• EXERCISE TASK:
Every line containing the word "milliers" needs to be found and copied.

(Stored data entries)

--------------------

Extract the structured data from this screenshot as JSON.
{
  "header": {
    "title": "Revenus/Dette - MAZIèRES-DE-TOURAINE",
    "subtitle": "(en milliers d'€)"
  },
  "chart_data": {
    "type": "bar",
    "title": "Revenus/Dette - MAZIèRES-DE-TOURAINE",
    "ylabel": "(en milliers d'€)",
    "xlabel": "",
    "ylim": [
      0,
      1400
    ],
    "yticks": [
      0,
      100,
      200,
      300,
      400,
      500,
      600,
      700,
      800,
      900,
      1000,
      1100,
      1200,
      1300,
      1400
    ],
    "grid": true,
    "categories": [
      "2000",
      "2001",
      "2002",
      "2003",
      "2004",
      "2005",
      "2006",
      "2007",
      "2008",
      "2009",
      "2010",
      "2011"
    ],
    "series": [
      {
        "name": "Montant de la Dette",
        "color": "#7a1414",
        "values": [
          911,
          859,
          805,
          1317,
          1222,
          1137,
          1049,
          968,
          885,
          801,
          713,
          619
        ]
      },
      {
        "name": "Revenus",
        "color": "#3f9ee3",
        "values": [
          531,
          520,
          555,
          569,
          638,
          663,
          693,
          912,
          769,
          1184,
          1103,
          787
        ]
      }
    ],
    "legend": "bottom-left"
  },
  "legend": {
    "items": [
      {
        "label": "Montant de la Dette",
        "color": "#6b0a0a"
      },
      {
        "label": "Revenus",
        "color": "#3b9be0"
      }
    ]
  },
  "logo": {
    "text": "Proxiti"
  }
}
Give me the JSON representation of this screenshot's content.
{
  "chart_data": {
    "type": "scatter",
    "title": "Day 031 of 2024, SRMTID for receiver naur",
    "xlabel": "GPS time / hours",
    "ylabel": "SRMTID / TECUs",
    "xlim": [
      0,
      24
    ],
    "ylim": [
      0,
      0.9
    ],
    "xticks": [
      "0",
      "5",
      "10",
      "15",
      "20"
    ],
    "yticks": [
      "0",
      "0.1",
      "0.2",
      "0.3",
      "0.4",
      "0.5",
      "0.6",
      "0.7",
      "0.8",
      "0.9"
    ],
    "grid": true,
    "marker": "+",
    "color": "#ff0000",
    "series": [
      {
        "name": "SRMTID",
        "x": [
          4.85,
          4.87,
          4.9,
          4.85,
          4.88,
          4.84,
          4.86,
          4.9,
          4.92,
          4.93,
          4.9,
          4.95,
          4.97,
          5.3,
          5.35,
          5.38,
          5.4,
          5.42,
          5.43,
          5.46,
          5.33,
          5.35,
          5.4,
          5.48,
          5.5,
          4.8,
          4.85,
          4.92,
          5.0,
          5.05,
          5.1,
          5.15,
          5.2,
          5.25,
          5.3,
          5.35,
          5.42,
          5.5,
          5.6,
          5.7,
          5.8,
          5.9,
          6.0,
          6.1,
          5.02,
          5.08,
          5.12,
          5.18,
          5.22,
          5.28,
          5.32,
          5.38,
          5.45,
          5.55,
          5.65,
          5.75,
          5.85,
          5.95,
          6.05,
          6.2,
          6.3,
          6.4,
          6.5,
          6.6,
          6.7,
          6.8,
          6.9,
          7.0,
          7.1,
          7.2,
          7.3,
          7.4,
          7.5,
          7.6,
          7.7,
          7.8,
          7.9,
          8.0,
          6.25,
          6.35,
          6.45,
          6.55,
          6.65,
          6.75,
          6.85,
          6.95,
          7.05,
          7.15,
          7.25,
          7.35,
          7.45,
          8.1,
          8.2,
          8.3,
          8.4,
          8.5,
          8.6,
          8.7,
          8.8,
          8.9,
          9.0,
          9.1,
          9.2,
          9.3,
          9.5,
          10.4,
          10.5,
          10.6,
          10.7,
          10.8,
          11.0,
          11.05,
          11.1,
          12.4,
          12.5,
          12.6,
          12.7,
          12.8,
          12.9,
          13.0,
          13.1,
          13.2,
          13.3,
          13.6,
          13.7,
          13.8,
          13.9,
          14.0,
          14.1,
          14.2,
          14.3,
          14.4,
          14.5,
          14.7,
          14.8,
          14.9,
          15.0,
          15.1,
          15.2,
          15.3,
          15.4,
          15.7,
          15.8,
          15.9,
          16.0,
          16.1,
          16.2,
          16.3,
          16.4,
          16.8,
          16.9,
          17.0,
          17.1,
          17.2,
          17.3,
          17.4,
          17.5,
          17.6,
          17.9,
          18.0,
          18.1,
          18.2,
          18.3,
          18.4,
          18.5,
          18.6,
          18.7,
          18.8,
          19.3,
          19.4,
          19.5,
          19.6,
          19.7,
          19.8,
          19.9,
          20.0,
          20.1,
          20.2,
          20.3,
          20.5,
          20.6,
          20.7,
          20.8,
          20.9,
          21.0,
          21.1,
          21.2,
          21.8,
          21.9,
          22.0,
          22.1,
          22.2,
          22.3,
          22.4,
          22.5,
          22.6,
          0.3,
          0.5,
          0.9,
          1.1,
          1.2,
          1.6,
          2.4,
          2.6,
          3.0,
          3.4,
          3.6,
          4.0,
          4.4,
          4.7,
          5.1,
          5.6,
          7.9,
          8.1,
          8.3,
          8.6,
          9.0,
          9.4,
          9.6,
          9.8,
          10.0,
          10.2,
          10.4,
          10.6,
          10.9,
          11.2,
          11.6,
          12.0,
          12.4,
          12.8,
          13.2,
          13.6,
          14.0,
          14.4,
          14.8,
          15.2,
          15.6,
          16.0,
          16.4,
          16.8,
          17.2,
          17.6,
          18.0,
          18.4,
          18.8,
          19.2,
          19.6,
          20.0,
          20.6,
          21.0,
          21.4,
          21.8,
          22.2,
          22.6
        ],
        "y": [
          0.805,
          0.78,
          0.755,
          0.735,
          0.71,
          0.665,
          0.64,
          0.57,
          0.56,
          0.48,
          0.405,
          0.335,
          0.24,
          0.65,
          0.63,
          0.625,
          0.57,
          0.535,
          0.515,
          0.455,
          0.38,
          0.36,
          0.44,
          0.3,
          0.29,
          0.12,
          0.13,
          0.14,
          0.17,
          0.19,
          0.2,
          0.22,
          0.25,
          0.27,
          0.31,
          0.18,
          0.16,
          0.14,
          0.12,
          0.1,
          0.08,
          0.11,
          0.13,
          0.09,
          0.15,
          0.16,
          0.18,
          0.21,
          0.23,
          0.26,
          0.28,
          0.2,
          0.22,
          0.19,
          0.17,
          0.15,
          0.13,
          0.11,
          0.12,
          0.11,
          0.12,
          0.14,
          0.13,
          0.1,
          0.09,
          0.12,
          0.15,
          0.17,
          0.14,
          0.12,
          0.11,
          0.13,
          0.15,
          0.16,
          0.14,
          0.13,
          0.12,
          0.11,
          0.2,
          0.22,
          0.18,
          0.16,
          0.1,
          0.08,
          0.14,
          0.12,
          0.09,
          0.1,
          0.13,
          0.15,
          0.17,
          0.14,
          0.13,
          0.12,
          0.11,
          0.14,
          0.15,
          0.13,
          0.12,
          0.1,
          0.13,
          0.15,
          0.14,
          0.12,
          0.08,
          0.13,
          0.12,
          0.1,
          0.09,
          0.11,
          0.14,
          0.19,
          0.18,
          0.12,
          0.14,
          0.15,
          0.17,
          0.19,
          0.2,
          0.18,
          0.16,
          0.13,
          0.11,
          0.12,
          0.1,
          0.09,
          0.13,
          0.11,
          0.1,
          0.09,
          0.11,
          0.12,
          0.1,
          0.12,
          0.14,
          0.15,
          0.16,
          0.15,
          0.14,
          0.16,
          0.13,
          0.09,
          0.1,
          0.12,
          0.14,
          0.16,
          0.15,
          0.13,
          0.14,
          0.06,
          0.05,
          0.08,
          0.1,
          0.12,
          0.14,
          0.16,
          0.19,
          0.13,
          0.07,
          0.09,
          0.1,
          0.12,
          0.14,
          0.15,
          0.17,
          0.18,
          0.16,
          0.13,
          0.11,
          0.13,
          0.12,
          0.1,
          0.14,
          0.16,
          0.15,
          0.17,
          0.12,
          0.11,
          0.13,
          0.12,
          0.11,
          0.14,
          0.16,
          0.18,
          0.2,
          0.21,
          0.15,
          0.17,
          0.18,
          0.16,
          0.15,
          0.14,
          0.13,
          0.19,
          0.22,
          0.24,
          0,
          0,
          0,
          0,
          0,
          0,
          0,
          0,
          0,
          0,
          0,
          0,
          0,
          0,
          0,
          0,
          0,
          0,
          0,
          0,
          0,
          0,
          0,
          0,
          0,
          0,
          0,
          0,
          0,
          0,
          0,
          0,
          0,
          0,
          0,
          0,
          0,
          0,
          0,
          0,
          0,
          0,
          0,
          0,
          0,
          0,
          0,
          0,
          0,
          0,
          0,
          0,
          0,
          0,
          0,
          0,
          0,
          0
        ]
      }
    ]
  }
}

--------------------

• RESPONSE:
    "subtitle": "(en milliers d'€)"
    "ylabel": "(en milliers d'€)",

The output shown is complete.